__Data items__
## start

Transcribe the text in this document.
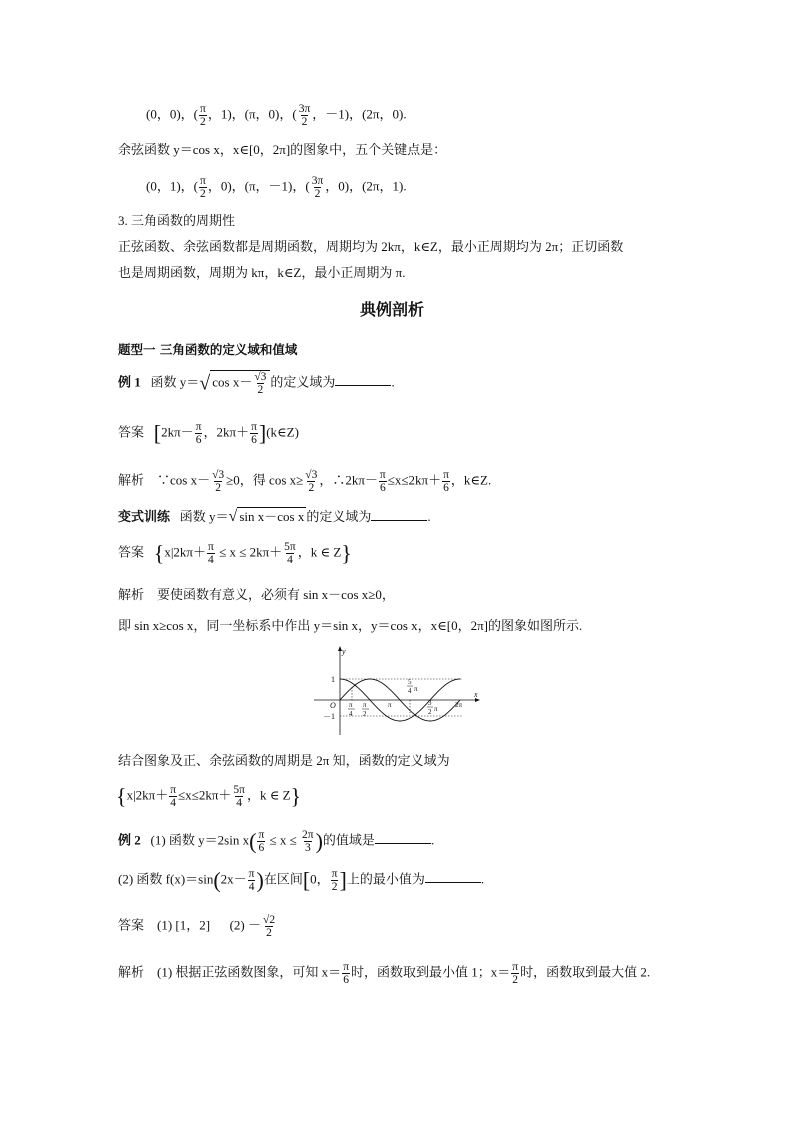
(0，0)，( $\frac{\pi}{2}$ ，1)，(π，0)，( $\frac{3\pi}{2}$ ，－1)，(2π，0).
余弦函数 y＝cos x，x∈[0，2π]的图象中，五个关键点是：
(0，1)，( $\frac{\pi}{2}$ ，0)，(π，－1)，( $\frac{3\pi}{2}$ ，0)，(2π，1).
3. 三角函数的周期性
正弦函数、余弦函数都是周期函数，周期均为 2kπ，k∈Z，最小正周期均为 2π；正切函数
也是周期函数，周期为 kπ，k∈Z，最小正周期为 π.
典例剖析
题型一 三角函数的定义域和值域
例 1 函数 y＝√ $\cos x- \frac{√3}{2}$ 的定义域为	.
答案 [$2k\pi- \frac{\pi}{6}$ ，$2k\pi+ \frac{\pi}{6}$ ](k∈Z)
解析 ∵cos $x- \frac{√3}{2} \ge 0$，得 $\cos x\ge \frac{√3}{2}$ ，∴2kπ－ $\frac{\pi}{6} \le x\le 2k\pi+ \frac{\pi}{6}$ ，k∈Z.
变式训练 函数 y＝√ sin x－cos x 的定义域为	.
答案 {$x|2k\pi+ \frac{\pi}{4} \le x \le 2k\pi+ \frac{5\pi}{4}$ ，k ∈ Z}
解析 要使函数有意义，必须有 sin x－cos x≥0，
即 sin x≥cos x，同一坐标系中作出 y＝sin x，y＝cos x，x∈[0，2π]的图象如图所示.
y
x
O
1
－1
π
4
π
2
π
5
4 π
3
2 π 2π
结合图象及正、余弦函数的周期是 2π 知，函数的定义域为
{$x|2k\pi+ \frac{\pi}{4} \le x\le 2k\pi+ \frac{5\pi}{4}$ ，k ∈ Z}
例 2 (1) 函数 y＝2sin $x( \frac{\pi}{6} \le x \le \frac{2\pi}{3}$ )的值域是	.
(2) 函数 $f(x)=\sin(2x- \frac{\pi}{4}$ )在区间[0， $\frac{\pi}{2}$ ]上的最小值为	.
答案 (1) [1，2] $(2) - \frac{√2}{2}$
解析 (1) 根据正弦函数图象，可知 $x= \frac{\pi}{6}$ 时，函数取到最小值 1；$x= \frac{\pi}{2}$ 时，函数取到最大值 2.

## end

__Set problem__
Repeat the listing in full and exactly. Leave any pictures out.

__Exercise answer__
Transcribe the text in this document.
(0，0)，( $\frac{\pi}{2}$ ，1)，(π，0)，( $\frac{3\pi}{2}$ ，－1)，(2π，0).
余弦函数 y＝cos x，x∈[0，2π]的图象中，五个关键点是：
(0，1)，( $\frac{\pi}{2}$ ，0)，(π，－1)，( $\frac{3\pi}{2}$ ，0)，(2π，1).
3. 三角函数的周期性
正弦函数、余弦函数都是周期函数，周期均为 2kπ，k∈Z，最小正周期均为 2π；正切函数
也是周期函数，周期为 kπ，k∈Z，最小正周期为 π.
典例剖析
题型一 三角函数的定义域和值域
例 1 函数 y＝√ $\cos x- \frac{√3}{2}$ 的定义域为	.
答案 [$2k\pi- \frac{\pi}{6}$ ，$2k\pi+ \frac{\pi}{6}$ ](k∈Z)
解析 ∵cos $x- \frac{√3}{2} \ge 0$，得 $\cos x\ge \frac{√3}{2}$ ，∴2kπ－ $\frac{\pi}{6} \le x\le 2k\pi+ \frac{\pi}{6}$ ，k∈Z.
变式训练 函数 y＝√ sin x－cos x 的定义域为	.
答案 {$x|2k\pi+ \frac{\pi}{4} \le x \le 2k\pi+ \frac{5\pi}{4}$ ，k ∈ Z}
解析 要使函数有意义，必须有 sin x－cos x≥0，
即 sin x≥cos x，同一坐标系中作出 y＝sin x，y＝cos x，x∈[0，2π]的图象如图所示.
y
x
O
1
－1
π
4
π
2
π
5
4 π
3
2 π 2π
结合图象及正、余弦函数的周期是 2π 知，函数的定义域为
{$x|2k\pi+ \frac{\pi}{4} \le x\le 2k\pi+ \frac{5\pi}{4}$ ，k ∈ Z}
例 2 (1) 函数 y＝2sin $x( \frac{\pi}{6} \le x \le \frac{2\pi}{3}$ )的值域是	.
(2) 函数 $f(x)=\sin(2x- \frac{\pi}{4}$ )在区间[0， $\frac{\pi}{2}$ ]上的最小值为	.
答案 (1) [1，2] $(2) - \frac{√2}{2}$
解析 (1) 根据正弦函数图象，可知 $x= \frac{\pi}{6}$ 时，函数取到最小值 1；$x= \frac{\pi}{2}$ 时，函数取到最大值 2.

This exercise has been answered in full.